**YOUR INSTRUCTIONS:** Read the records below. Copy each line where the string "title" occurs.

* * * * * * *

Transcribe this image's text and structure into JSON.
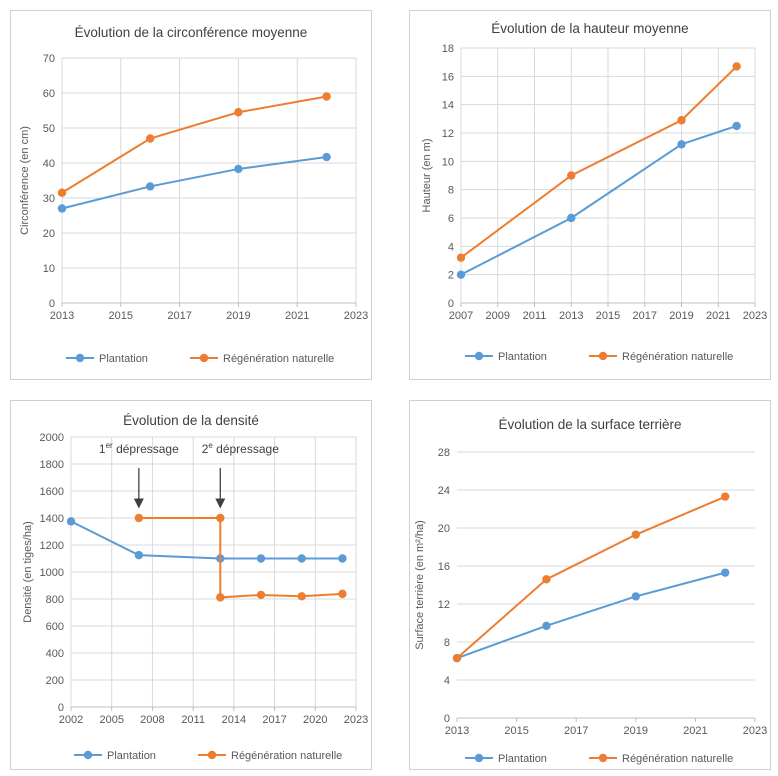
{
  "colors": {
    "plantation": "#5B9BD5",
    "regeneration": "#ED7D31",
    "grid": "#d9d9d9",
    "frame": "#d0d0d0",
    "text": "#595959",
    "title": "#404040",
    "arrow": "#404040"
  },
  "chart_data": [
    {
      "type": "line",
      "title": "Évolution de la circonférence moyenne",
      "xlabel": "",
      "ylabel": "Circonférence (en cm)",
      "xlim": [
        2013,
        2023
      ],
      "ylim": [
        0,
        70
      ],
      "xticks": [
        "2013",
        "2015",
        "2017",
        "2019",
        "2021",
        "2023"
      ],
      "yticks": [
        "0",
        "10",
        "20",
        "30",
        "40",
        "50",
        "60",
        "70"
      ],
      "grid": "vertical-and-horizontal",
      "legend": "bottom",
      "series": [
        {
          "name": "Plantation",
          "color": "#5B9BD5",
          "x": [
            2013,
            2016,
            2019,
            2022
          ],
          "y": [
            27,
            33.3,
            38.3,
            41.7
          ]
        },
        {
          "name": "Régénération naturelle",
          "color": "#ED7D31",
          "x": [
            2013,
            2016,
            2019,
            2022
          ],
          "y": [
            31.5,
            47,
            54.5,
            59
          ]
        }
      ]
    },
    {
      "type": "line",
      "title": "Évolution de la hauteur moyenne",
      "xlabel": "",
      "ylabel": "Hauteur (en m)",
      "xlim": [
        2007,
        2023
      ],
      "ylim": [
        0,
        18
      ],
      "xticks": [
        "2007",
        "2009",
        "2011",
        "2013",
        "2015",
        "2017",
        "2019",
        "2021",
        "2023"
      ],
      "yticks": [
        "0",
        "2",
        "4",
        "6",
        "8",
        "10",
        "12",
        "14",
        "16",
        "18"
      ],
      "grid": "vertical-and-horizontal",
      "legend": "bottom",
      "series": [
        {
          "name": "Plantation",
          "color": "#5B9BD5",
          "x": [
            2007,
            2013,
            2019,
            2022
          ],
          "y": [
            2,
            6,
            11.2,
            12.5
          ]
        },
        {
          "name": "Régénération naturelle",
          "color": "#ED7D31",
          "x": [
            2007,
            2013,
            2019,
            2022
          ],
          "y": [
            3.2,
            9,
            12.9,
            16.7
          ]
        }
      ]
    },
    {
      "type": "line",
      "title": "Évolution de la densité",
      "xlabel": "",
      "ylabel": "Densité (en tiges/ha)",
      "xlim": [
        2002,
        2023
      ],
      "ylim": [
        0,
        2000
      ],
      "xticks": [
        "2002",
        "2005",
        "2008",
        "2011",
        "2014",
        "2017",
        "2020",
        "2023"
      ],
      "yticks": [
        "0",
        "200",
        "400",
        "600",
        "800",
        "1000",
        "1200",
        "1400",
        "1600",
        "1800",
        "2000"
      ],
      "grid": "vertical-and-horizontal",
      "legend": "bottom",
      "series": [
        {
          "name": "Plantation",
          "color": "#5B9BD5",
          "x": [
            2002,
            2007,
            2013,
            2016,
            2019,
            2022
          ],
          "y": [
            1375,
            1125,
            1100,
            1100,
            1100,
            1100
          ]
        },
        {
          "name": "Régénération naturelle",
          "color": "#ED7D31",
          "x": [
            2007,
            2013,
            2013,
            2016,
            2019,
            2022
          ],
          "y": [
            1400,
            1400,
            812,
            830,
            820,
            838
          ],
          "markers": [
            0,
            1,
            2,
            3,
            4,
            5
          ]
        }
      ],
      "annotations": [
        {
          "text": "1",
          "sup": "er",
          "rest": " dépressage",
          "x": 2007,
          "y_text": 1880,
          "y_arrow_start": 1770,
          "y_arrow_end": 1470
        },
        {
          "text": "2",
          "sup": "e",
          "rest": " dépressage",
          "x": 2013,
          "y_text": 1880,
          "y_arrow_start": 1770,
          "y_arrow_end": 1470
        }
      ]
    },
    {
      "type": "line",
      "title": "Évolution de la surface terrière",
      "xlabel": "",
      "ylabel": "Surface terrière (en m²/ha)",
      "xlim": [
        2013,
        2023
      ],
      "ylim": [
        0,
        28
      ],
      "xticks": [
        "2013",
        "2015",
        "2017",
        "2019",
        "2021",
        "2023"
      ],
      "yticks": [
        "0",
        "4",
        "8",
        "12",
        "16",
        "20",
        "24",
        "28"
      ],
      "grid": "horizontal",
      "legend": "bottom",
      "series": [
        {
          "name": "Plantation",
          "color": "#5B9BD5",
          "x": [
            2013,
            2016,
            2019,
            2022
          ],
          "y": [
            6.3,
            9.7,
            12.8,
            15.3
          ]
        },
        {
          "name": "Régénération naturelle",
          "color": "#ED7D31",
          "x": [
            2013,
            2016,
            2019,
            2022
          ],
          "y": [
            6.3,
            14.6,
            19.3,
            23.3
          ]
        }
      ]
    }
  ]
}
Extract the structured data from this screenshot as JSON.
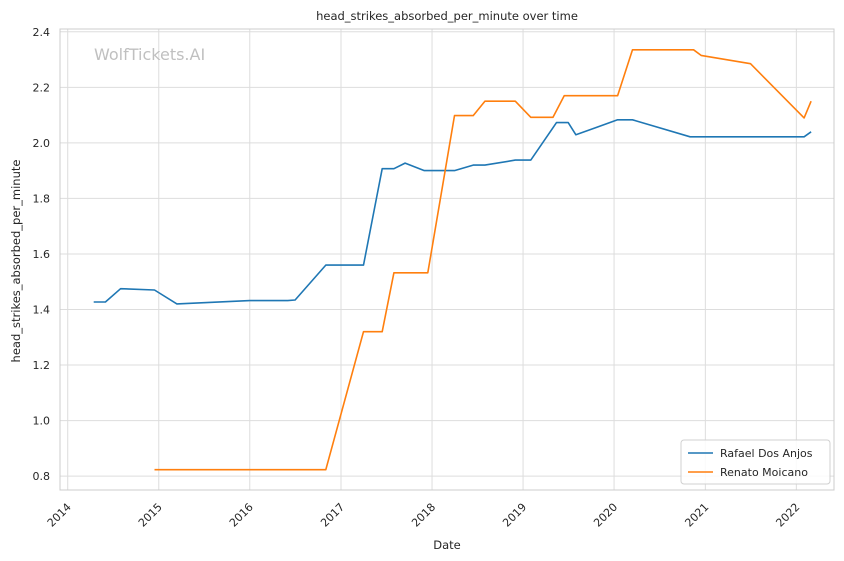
{
  "chart_data": {
    "type": "line",
    "title": "head_strikes_absorbed_per_minute over time",
    "xlabel": "Date",
    "ylabel": "head_strikes_absorbed_per_minute",
    "watermark": "WolfTickets.AI",
    "x_ticks": [
      "2014",
      "2015",
      "2016",
      "2017",
      "2018",
      "2019",
      "2020",
      "2021",
      "2022"
    ],
    "y_ticks": [
      "0.8",
      "1.0",
      "1.2",
      "1.4",
      "1.6",
      "1.8",
      "2.0",
      "2.2",
      "2.4"
    ],
    "xlim": [
      "2013-12-01",
      "2022-06-01"
    ],
    "ylim": [
      0.75,
      2.41
    ],
    "grid": true,
    "legend_position": "lower-right",
    "series": [
      {
        "name": "Rafael Dos Anjos",
        "color": "#1f77b4",
        "points": [
          [
            "2014-04-15",
            1.427
          ],
          [
            "2014-06-01",
            1.427
          ],
          [
            "2014-08-01",
            1.475
          ],
          [
            "2014-12-15",
            1.47
          ],
          [
            "2015-03-15",
            1.42
          ],
          [
            "2016-01-01",
            1.432
          ],
          [
            "2016-06-01",
            1.432
          ],
          [
            "2016-07-01",
            1.434
          ],
          [
            "2016-11-01",
            1.56
          ],
          [
            "2017-04-01",
            1.56
          ],
          [
            "2017-06-15",
            1.907
          ],
          [
            "2017-08-01",
            1.907
          ],
          [
            "2017-09-15",
            1.927
          ],
          [
            "2017-12-01",
            1.9
          ],
          [
            "2018-04-01",
            1.9
          ],
          [
            "2018-06-15",
            1.92
          ],
          [
            "2018-08-01",
            1.92
          ],
          [
            "2018-12-01",
            1.938
          ],
          [
            "2019-02-01",
            1.938
          ],
          [
            "2019-05-15",
            2.073
          ],
          [
            "2019-07-01",
            2.073
          ],
          [
            "2019-08-01",
            2.029
          ],
          [
            "2020-01-15",
            2.083
          ],
          [
            "2020-03-15",
            2.083
          ],
          [
            "2020-11-01",
            2.022
          ],
          [
            "2021-07-01",
            2.022
          ],
          [
            "2022-02-01",
            2.022
          ],
          [
            "2022-03-01",
            2.04
          ]
        ]
      },
      {
        "name": "Renato Moicano",
        "color": "#ff7f0e",
        "points": [
          [
            "2014-12-15",
            0.823
          ],
          [
            "2016-01-01",
            0.823
          ],
          [
            "2016-11-01",
            0.823
          ],
          [
            "2017-04-01",
            1.32
          ],
          [
            "2017-06-15",
            1.32
          ],
          [
            "2017-08-01",
            1.532
          ],
          [
            "2017-12-15",
            1.532
          ],
          [
            "2018-04-01",
            2.098
          ],
          [
            "2018-06-15",
            2.098
          ],
          [
            "2018-08-01",
            2.15
          ],
          [
            "2018-12-01",
            2.15
          ],
          [
            "2019-02-01",
            2.092
          ],
          [
            "2019-05-01",
            2.092
          ],
          [
            "2019-06-15",
            2.17
          ],
          [
            "2020-01-15",
            2.17
          ],
          [
            "2020-03-15",
            2.335
          ],
          [
            "2020-11-15",
            2.335
          ],
          [
            "2020-12-15",
            2.315
          ],
          [
            "2021-07-01",
            2.285
          ],
          [
            "2022-02-01",
            2.09
          ],
          [
            "2022-03-01",
            2.15
          ]
        ]
      }
    ]
  }
}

* * * * * * *

**EXERCISE ANSWER:**
    "title": "#404040",
      "title": "Évolution de la circonférence moyenne",
      "title": "Évolution de la hauteur moyenne",
      "title": "Évolution de la densité",
      "title": "Évolution de la surface terrière",
    "title": "head_strikes_absorbed_per_minute over time",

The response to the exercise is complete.